Problem set
1. Answer these questions using the note on China Renewable Energy Investment:
(a) What share price does the summary give for the stock?
(b) On what date is the AGM scheduled?
(c) What is the stated payment date for the dividend?
2. Reproduce the portion of the note on China Renewable Energy Investment starting at "Rank Idea Discovery" and ending at "dated event. Selected.".
3. Proceed with the note on China Renewable Energy Investment, picking up right after its final sentence.

2026-05-28 · 2026-05 / week-5

CRE Prices Cash, Not the Wind Discount

CRE Prices Cash, Not the Wind Discount

Summary: China Renewable Energy Investment is trading like a stale Hong Kong micro-yield stock while a dated cash return is already in the filings. At HK$0.206, the proposed HK$0.035 total dividend equals 17.0% of the share price, yet the equity still sits near 0.27x attributable book value.

Opportunity Ranking

Rank Idea Discovery Lane Why It May Be Best Now Evidence Freshness Catalyst Window Near-Term >5% Move Case Asymmetry Main Reason to Reject
1 China Renewable Energy Investment (0987.HK) Hong Kong low-cap / cash distribution / controlled renewable assets A small, controlled HK stock is offering a dated HK$0.035 dividend against a HK$0.206 quote, while still trading near 0.27x attributable book. HKEX annual results, dividend notice, AGM notice, and Yahoo Finance quote checked May 28, 2026, 15:54 Hong Kong / Singapore time. AGM on June 5, 2026; ex-dividend date June 15, 2026; payment date June 26, 2026. A 17% gross cash return can force a pre-ex-dividend repricing if the AGM approval path is treated as routine rather than uncertain. Defined cash component, asset discount, near dated event. Selected.

Element box records

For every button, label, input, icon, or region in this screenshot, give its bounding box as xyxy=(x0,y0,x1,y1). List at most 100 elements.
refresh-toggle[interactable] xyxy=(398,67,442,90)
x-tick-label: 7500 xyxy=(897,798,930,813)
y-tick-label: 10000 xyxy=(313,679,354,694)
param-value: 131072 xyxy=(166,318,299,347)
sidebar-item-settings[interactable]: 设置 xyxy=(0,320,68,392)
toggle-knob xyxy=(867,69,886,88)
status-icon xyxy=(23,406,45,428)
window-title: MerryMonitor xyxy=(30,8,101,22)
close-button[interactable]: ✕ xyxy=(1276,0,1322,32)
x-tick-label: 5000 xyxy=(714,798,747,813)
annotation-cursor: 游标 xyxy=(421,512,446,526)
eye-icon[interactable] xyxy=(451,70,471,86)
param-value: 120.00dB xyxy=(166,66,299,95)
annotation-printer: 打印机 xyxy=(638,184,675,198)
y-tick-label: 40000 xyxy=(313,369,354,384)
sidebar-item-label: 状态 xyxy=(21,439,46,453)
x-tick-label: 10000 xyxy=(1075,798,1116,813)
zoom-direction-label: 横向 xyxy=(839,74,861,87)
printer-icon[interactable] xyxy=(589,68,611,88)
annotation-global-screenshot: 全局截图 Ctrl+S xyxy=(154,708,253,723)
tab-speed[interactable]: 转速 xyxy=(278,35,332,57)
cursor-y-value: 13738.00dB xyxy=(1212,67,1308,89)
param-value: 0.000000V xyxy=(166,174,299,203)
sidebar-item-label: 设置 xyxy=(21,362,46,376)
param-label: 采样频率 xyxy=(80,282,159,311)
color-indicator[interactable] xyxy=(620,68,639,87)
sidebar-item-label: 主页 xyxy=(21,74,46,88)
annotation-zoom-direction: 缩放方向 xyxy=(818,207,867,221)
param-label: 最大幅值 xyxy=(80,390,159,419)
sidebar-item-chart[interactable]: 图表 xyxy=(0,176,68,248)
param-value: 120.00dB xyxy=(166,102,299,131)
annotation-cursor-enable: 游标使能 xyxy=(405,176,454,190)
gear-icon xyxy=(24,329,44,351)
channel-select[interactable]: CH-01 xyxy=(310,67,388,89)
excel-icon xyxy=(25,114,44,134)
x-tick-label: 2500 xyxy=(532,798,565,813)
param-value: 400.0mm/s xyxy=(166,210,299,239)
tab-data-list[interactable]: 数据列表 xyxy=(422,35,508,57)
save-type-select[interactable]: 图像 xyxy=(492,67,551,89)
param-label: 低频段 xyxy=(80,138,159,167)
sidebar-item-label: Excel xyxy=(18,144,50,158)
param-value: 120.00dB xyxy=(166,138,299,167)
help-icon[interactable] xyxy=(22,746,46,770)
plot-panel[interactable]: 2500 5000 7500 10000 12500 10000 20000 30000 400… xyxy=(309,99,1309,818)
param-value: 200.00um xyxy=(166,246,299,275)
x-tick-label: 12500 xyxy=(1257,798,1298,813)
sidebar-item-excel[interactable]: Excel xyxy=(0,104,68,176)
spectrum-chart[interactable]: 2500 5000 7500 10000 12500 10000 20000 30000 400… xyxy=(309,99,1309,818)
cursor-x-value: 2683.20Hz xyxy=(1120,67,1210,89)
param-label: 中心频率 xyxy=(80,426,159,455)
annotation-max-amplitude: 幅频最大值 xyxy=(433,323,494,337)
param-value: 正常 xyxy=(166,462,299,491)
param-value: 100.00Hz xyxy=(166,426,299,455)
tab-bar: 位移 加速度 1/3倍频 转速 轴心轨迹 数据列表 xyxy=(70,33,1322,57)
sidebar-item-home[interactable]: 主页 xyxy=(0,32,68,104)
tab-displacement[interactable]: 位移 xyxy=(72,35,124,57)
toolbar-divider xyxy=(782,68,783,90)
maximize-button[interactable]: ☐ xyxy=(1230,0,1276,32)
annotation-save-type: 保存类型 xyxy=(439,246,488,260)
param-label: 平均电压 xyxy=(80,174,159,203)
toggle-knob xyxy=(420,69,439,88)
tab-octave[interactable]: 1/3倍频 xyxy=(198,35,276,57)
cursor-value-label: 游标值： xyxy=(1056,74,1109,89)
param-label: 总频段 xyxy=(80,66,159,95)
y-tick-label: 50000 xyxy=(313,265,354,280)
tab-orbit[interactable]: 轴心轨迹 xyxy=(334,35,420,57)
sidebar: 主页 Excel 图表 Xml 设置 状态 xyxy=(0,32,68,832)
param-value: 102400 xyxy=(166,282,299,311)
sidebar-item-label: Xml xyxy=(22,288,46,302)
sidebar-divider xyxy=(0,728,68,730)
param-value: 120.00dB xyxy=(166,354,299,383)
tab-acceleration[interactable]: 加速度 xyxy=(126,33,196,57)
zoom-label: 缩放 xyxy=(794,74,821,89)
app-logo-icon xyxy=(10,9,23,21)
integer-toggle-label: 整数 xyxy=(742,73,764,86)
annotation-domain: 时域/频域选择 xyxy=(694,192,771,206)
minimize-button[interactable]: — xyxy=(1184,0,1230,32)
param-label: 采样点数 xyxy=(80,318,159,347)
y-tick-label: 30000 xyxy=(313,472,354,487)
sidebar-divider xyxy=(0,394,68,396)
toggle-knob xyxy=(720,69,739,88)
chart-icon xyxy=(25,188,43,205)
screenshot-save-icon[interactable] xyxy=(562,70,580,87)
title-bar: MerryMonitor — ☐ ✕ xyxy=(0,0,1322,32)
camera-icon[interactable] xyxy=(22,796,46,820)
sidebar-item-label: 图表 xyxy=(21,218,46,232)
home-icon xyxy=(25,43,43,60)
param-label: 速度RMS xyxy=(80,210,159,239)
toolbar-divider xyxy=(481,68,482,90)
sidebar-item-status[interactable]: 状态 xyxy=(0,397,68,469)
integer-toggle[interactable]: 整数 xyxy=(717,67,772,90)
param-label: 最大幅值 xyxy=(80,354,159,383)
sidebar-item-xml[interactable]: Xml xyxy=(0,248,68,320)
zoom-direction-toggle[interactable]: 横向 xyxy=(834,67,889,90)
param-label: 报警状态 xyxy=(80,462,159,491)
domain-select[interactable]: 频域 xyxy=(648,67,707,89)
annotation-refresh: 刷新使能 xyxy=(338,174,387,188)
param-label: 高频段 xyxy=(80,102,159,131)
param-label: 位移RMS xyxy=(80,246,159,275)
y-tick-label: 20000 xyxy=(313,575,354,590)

The answers
1.
(a) HK$0.206
(b) June 5, 2026
(c) June 26, 2026

2.
Rank Idea Discovery Lane Why It May Be Best Now Evidence Freshness Catalyst Window Near-Term >5% Move Case Asymmetry Main Reason to Reject
1 China Renewable Energy Investment (0987.HK) Hong Kong low-cap / cash distribution / controlled renewable assets A small, controlled HK stock is offering a dated HK$0.035 dividend against a HK$0.206 quote, while still trading near 0.27x attributable book. HKEX annual results, dividend notice, AGM notice, and Yahoo Finance quote checked May 28, 2026, 15:54 Hong Kong / Singapore time. AGM on June 5, 2026; ex-dividend date June 15, 2026; payment date June 26, 2026. A 17% gross cash return can force a pre-ex-dividend repricing if the AGM approval path is treated as routine rather than uncertain. Defined cash component, asset discount, near dated event. Selected.

3.
2 NP Inc. (291230.KQ) Korea KOSDAQ low-cap / merger spread / appraisal-right friction NP trades at KRW601 while the WYSIWYG merger ratio and appraisal mechanics create a live disagreement around whether the stock is a cash-right proxy or a collapsing share-exchange stub. Yahoo Finance quotes checked May 28; Korean-language merger/disclosure search found current mechanics but appraisal eligibility was not clean enough for a publish-ready trade. Shareholder meeting and dissent mechanics around late May to June. A merger-vote or appraisal interpretation change can move the stock more than 5%. High apparent spread, but legal eligibility matters more than headline math. Rejected: cannot underwrite live borrow, appraisal-right eligibility for new buyers, or execution rules with enough confidence.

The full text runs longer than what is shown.